Page text —

[start]

Jack Brereton: You are not willing to share it with us today.

Mick Whelan: I have not shared it with the media. I have not shared it with anybody in the last 12 months or more. We are waiting to see what can be achieved in the negotiations we have and what people are putting on the table. What was thrown out to the press last week and sent to us by email was not even part of the discussions we have had. Where it had been part of the discussions, many of them have been red lines. Again, echoing what Mr Lynch said, people deliberately scuppered any chance of a deal by putting out things that had already been declined.

Q278       Chris Loder: Good morning, gentlemen. I would like to start with Mr Whelan. Mick, are you a member of the Labour party’s executive committee?

Mick Whelan: I am.

Q279       Chris Loder: Could you also confirm if you are chairman of the Labour party group of affiliated trade unions, otherwise known as TULO?

Mick Whelan: It is my proud privilege to be the chair of the Labour affiliated trade unions.

Q280       Chris Loder: Do you receive any direction from the Labour party in these discussions with—

Mick Whelan: Excuse me for laughing. Unfortunately, no, I have had no discussions with anybody. We have briefed people in the shadow Cabinet on our position as a trade union, but there has been no direct discussion or policy in relation to this dispute coming from the leadership of the Labour party. I think it is a matter of public record as to my view on MPs and others attending picket lines, which is in direct opposition to my leader at this moment in time.

Q281       Chris Loder: I understand that the RMT has attended four meetings with the Department and/or the Minister. Could you tell us how many meetings you have attended, please?

Mick Whelan: With which Minister? I have had three in a month.

Chris Loder: One of the Ministers for Transport. How many meetings have you had with the Department for Transport?

Mick Whelan: In recent times? I never met Mr Shapps in person. I am trying to work it out for you, so bear with me. I had one meeting agreed with Anne-Marie Trevelyan but, unfortunately, she was not there very long. I met Mr Harper for the first time once before Christmas. I have met Mr Merriman, the Rail Minister, twiceonce with Mr Harper before Christmas and once at the meeting I alluded to earlier this Monday.

[end]

Aim a — List every question number that appears in the hearing transcript.
The listings below have no connection to the hearing transcript.

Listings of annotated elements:
[start]

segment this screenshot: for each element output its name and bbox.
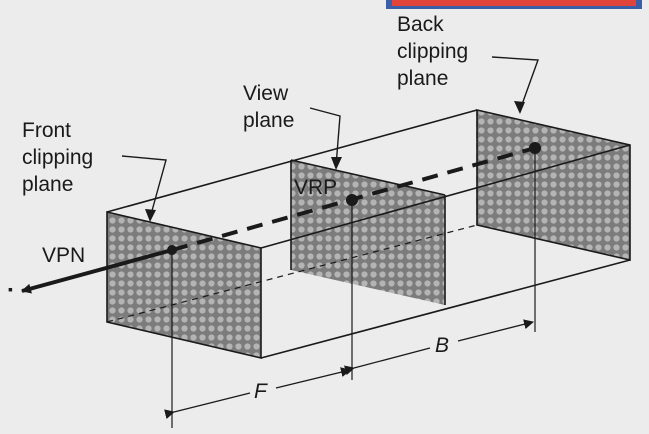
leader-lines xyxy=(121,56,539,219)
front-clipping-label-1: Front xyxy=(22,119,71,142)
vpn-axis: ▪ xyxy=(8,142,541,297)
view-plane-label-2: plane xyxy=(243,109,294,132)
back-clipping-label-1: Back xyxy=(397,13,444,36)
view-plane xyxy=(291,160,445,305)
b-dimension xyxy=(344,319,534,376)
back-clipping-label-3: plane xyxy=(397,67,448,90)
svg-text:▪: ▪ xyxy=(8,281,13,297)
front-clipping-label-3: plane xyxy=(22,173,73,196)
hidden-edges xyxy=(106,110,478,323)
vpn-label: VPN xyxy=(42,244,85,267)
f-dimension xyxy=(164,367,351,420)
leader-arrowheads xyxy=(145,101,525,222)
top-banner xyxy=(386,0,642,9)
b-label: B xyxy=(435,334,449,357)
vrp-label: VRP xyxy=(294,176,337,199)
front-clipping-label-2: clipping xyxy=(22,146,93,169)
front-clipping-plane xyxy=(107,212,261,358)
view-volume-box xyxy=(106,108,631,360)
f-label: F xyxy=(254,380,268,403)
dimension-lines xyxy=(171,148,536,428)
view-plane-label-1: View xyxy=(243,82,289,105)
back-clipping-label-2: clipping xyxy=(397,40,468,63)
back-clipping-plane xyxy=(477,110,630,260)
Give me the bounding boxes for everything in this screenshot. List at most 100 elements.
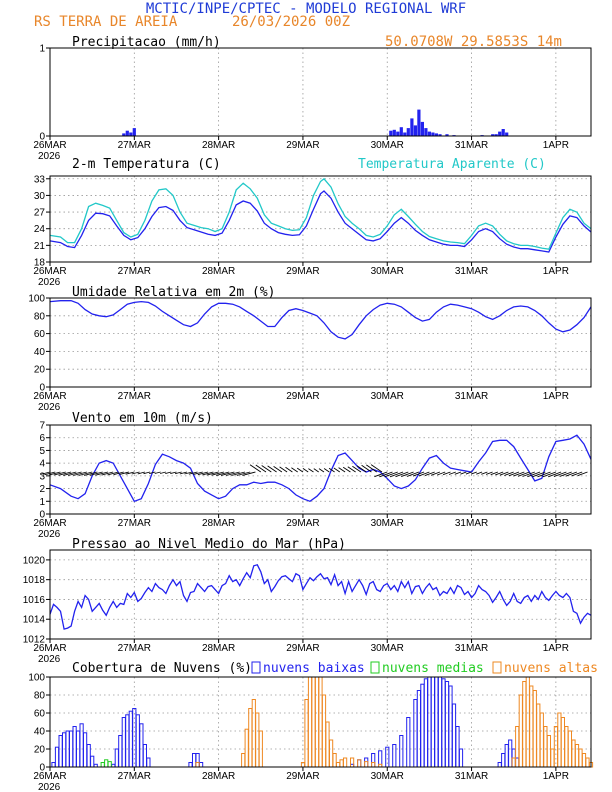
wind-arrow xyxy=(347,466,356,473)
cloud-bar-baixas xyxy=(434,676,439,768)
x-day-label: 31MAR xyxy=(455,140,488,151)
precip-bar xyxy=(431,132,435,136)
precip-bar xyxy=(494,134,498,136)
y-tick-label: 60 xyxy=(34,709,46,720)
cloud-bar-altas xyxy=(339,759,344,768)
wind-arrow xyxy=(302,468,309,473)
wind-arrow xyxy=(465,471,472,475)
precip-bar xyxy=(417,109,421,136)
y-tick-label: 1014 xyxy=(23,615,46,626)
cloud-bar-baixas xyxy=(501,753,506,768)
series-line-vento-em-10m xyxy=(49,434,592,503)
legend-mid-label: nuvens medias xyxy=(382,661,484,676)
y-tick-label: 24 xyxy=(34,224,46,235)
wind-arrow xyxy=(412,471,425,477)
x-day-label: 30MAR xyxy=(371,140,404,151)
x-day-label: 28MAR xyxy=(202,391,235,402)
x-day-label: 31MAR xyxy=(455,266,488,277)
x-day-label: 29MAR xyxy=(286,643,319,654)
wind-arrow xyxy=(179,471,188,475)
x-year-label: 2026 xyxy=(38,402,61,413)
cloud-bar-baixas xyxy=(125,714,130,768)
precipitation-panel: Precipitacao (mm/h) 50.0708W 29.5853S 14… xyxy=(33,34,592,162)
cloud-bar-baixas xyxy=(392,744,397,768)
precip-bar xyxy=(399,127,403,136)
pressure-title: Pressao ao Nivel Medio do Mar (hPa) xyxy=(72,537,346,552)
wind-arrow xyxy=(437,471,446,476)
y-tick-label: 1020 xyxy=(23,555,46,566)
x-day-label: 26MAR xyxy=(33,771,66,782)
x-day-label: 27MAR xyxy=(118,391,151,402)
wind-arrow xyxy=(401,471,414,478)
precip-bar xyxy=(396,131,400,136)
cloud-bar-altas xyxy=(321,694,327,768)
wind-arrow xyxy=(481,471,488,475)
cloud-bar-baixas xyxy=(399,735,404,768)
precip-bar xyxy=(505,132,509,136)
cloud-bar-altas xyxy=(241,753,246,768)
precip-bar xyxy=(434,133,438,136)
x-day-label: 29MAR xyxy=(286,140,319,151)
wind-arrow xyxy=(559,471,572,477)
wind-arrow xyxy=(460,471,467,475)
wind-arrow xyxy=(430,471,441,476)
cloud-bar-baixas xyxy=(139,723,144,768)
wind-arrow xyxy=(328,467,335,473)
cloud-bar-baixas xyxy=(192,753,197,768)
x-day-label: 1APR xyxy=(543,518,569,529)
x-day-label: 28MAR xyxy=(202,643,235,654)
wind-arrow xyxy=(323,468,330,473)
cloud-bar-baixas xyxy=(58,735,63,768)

[end]

Aim b — Report every line of the listings that contains the string "plane".

Output a — Q278, Q279, Q280, Q281

Output b —
view-plane-label-2: plane xyxy=(243,109,294,132)
view-plane xyxy=(291,160,445,305)
back-clipping-label-3: plane xyxy=(397,67,448,90)
front-clipping-label-3: plane xyxy=(22,173,73,196)
front-clipping-plane xyxy=(107,212,261,358)
view-plane-label-1: View xyxy=(243,82,289,105)
back-clipping-plane xyxy=(477,110,630,260)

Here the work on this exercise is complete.